EXERCISE DETAILS
How many lines in the listing below include the word "name"? Reply with the count alone.
-- start EXTRACTED ENTRIES --
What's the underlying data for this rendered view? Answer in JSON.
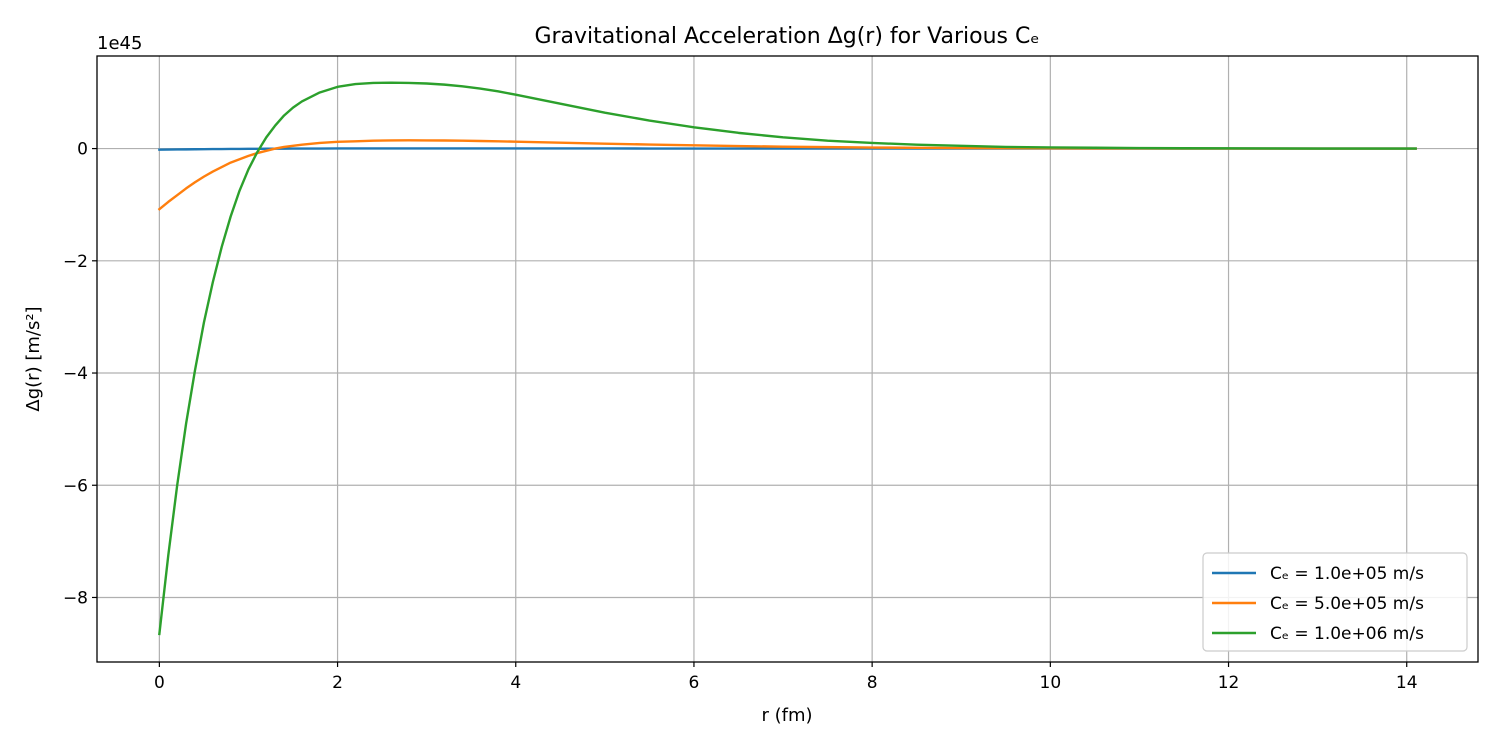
{
  "chart_data": {
    "type": "line",
    "title": "Gravitational Acceleration Δg(r) for Various Cₑ",
    "xlabel": "r (fm)",
    "ylabel": "Δg(r) [m/s²]",
    "y_offset_label": "1e45",
    "xlim": [
      -0.7,
      14.8
    ],
    "ylim": [
      -9.15,
      1.65
    ],
    "xticks": [
      0,
      2,
      4,
      6,
      8,
      10,
      12,
      14
    ],
    "xtick_labels": [
      "0",
      "2",
      "4",
      "6",
      "8",
      "10",
      "12",
      "14"
    ],
    "yticks": [
      0,
      -2,
      -4,
      -6,
      -8
    ],
    "ytick_labels": [
      "0",
      "−2",
      "−4",
      "−6",
      "−8"
    ],
    "grid": true,
    "legend_position": "lower-right",
    "x": [
      0,
      0.1,
      0.2,
      0.3,
      0.4,
      0.5,
      0.6,
      0.7,
      0.8,
      0.9,
      1.0,
      1.1,
      1.2,
      1.3,
      1.4,
      1.5,
      1.6,
      1.8,
      2.0,
      2.2,
      2.4,
      2.6,
      2.8,
      3.0,
      3.2,
      3.4,
      3.6,
      3.8,
      4.0,
      4.5,
      5.0,
      5.5,
      6.0,
      6.5,
      7.0,
      7.5,
      8.0,
      8.5,
      9.0,
      9.5,
      10.0,
      10.5,
      11.0,
      11.5,
      12.0,
      12.5,
      13.0,
      13.5,
      14.1
    ],
    "series": [
      {
        "name": "Cₑ = 1.0e+05 m/s",
        "color": "#1f77b4",
        "values": [
          -0.02,
          -0.018,
          -0.016,
          -0.014,
          -0.012,
          -0.011,
          -0.009,
          -0.008,
          -0.007,
          -0.006,
          -0.005,
          -0.004,
          -0.003,
          -0.002,
          -0.001,
          0.0,
          0.0,
          0.001,
          0.002,
          0.003,
          0.003,
          0.003,
          0.003,
          0.003,
          0.003,
          0.003,
          0.003,
          0.002,
          0.002,
          0.002,
          0.002,
          0.001,
          0.001,
          0.001,
          0.001,
          0.0,
          0.0,
          0.0,
          0.0,
          0.0,
          0.0,
          0.0,
          0.0,
          0.0,
          0.0,
          0.0,
          0.0,
          0.0,
          0.0
        ]
      },
      {
        "name": "Cₑ = 5.0e+05 m/s",
        "color": "#ff7f0e",
        "values": [
          -1.08,
          -0.95,
          -0.83,
          -0.71,
          -0.6,
          -0.5,
          -0.41,
          -0.33,
          -0.25,
          -0.19,
          -0.13,
          -0.08,
          -0.04,
          0.0,
          0.03,
          0.05,
          0.07,
          0.1,
          0.12,
          0.13,
          0.14,
          0.145,
          0.147,
          0.146,
          0.144,
          0.14,
          0.135,
          0.13,
          0.123,
          0.105,
          0.088,
          0.072,
          0.058,
          0.045,
          0.034,
          0.026,
          0.019,
          0.014,
          0.01,
          0.007,
          0.005,
          0.003,
          0.002,
          0.001,
          0.001,
          0.0,
          0.0,
          0.0,
          0.0
        ]
      },
      {
        "name": "Cₑ = 1.0e+06 m/s",
        "color": "#2ca02c",
        "values": [
          -8.65,
          -7.25,
          -6.0,
          -4.9,
          -3.95,
          -3.1,
          -2.38,
          -1.75,
          -1.21,
          -0.75,
          -0.37,
          -0.06,
          0.2,
          0.41,
          0.59,
          0.73,
          0.84,
          1.0,
          1.1,
          1.15,
          1.17,
          1.175,
          1.17,
          1.16,
          1.14,
          1.11,
          1.07,
          1.02,
          0.96,
          0.8,
          0.64,
          0.5,
          0.38,
          0.28,
          0.2,
          0.14,
          0.1,
          0.07,
          0.05,
          0.03,
          0.02,
          0.015,
          0.01,
          0.006,
          0.004,
          0.002,
          0.001,
          0.0,
          0.0
        ]
      }
    ]
  }
}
-- end EXTRACTED ENTRIES --
RESULT
3